• _What the task asks_: Wherever the word "Jiaxing" appears in the entries, copy the whole line.

• _Input_:
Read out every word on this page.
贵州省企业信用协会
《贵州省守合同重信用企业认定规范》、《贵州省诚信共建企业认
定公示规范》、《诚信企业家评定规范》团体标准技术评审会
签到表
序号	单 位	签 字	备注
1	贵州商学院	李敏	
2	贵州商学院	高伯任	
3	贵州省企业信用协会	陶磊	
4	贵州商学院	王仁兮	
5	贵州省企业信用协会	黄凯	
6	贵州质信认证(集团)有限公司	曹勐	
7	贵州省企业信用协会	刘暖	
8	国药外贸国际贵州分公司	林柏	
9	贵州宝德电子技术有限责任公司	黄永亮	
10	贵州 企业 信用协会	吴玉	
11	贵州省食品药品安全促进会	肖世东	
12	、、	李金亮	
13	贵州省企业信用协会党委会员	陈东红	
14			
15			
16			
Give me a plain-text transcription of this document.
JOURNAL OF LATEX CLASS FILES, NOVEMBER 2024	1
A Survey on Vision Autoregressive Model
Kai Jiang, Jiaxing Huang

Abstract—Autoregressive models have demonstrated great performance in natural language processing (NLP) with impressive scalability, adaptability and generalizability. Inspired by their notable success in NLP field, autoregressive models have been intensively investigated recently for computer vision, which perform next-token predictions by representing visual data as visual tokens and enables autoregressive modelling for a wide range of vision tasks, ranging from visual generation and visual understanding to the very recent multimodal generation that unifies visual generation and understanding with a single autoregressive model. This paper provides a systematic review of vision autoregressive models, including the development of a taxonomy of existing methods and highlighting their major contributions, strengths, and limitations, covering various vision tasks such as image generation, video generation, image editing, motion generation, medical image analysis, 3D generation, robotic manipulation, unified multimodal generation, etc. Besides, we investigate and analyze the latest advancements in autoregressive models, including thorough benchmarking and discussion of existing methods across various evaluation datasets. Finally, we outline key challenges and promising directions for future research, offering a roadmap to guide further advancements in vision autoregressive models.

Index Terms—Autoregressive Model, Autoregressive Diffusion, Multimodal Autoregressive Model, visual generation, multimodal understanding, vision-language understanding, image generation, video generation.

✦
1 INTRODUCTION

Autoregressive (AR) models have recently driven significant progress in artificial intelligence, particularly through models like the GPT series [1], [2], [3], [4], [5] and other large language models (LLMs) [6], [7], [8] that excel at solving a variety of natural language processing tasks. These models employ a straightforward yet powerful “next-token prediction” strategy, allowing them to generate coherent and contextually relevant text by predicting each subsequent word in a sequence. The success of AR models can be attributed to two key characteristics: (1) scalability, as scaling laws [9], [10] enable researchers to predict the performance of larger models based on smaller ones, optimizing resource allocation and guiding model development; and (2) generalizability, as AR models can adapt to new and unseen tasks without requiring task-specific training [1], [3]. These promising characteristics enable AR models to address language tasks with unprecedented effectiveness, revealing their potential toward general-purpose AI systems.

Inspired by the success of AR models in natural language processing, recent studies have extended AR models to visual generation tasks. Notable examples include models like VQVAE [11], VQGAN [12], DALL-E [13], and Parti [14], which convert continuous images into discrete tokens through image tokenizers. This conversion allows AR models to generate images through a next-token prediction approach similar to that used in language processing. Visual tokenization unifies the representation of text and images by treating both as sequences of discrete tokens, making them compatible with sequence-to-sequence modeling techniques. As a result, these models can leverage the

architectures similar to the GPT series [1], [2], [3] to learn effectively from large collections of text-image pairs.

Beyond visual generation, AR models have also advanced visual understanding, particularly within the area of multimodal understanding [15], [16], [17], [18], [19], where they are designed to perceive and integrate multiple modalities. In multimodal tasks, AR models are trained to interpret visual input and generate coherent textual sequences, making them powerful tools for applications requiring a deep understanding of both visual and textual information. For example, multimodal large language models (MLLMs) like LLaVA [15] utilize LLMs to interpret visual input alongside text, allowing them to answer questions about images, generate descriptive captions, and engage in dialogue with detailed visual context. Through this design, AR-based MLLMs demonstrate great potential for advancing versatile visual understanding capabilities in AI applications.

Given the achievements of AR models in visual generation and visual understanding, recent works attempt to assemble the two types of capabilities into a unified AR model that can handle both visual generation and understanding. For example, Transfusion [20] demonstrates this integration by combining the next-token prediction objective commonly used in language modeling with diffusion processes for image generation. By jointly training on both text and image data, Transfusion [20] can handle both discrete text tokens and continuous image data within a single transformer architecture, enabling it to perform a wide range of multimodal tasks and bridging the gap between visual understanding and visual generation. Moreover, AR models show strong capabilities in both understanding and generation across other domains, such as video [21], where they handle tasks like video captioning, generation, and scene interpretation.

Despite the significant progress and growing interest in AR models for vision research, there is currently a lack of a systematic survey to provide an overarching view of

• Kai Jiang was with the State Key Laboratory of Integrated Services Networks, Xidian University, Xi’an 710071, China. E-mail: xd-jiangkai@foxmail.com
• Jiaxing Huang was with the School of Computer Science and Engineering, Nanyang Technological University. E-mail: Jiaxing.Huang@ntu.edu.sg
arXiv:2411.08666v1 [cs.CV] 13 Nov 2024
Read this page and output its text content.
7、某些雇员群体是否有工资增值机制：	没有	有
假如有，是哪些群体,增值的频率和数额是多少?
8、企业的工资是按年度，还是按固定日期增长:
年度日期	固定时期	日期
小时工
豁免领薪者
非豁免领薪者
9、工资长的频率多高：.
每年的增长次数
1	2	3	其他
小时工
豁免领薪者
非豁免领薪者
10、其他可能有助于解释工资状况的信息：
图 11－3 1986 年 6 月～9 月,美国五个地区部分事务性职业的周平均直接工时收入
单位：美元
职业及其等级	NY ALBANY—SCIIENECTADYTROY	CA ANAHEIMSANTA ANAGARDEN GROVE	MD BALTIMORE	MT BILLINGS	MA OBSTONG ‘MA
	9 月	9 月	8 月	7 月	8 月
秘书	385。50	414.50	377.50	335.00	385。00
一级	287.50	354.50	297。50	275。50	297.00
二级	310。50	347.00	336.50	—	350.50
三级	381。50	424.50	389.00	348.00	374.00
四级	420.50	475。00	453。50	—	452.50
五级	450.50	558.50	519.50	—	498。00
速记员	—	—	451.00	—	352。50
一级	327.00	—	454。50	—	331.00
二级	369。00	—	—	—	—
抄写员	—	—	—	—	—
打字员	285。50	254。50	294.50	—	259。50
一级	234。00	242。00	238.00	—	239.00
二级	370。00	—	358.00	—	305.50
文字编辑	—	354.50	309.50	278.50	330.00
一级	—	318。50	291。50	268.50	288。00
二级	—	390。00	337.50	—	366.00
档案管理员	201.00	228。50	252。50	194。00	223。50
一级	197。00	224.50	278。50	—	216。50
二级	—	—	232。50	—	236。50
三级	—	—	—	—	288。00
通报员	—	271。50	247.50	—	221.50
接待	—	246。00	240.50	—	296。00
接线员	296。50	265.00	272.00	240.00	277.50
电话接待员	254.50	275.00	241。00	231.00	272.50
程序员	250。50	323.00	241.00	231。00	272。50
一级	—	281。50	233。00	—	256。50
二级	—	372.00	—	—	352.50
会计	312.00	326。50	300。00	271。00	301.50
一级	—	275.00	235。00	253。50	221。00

• _Reply to the exercise_:
Kai Jiang, Jiaxing Huang
• Jiaxing Huang was with the School of Computer Science and Engineering, Nanyang Technological University. E-mail: Jiaxing.Huang@ntu.edu.sg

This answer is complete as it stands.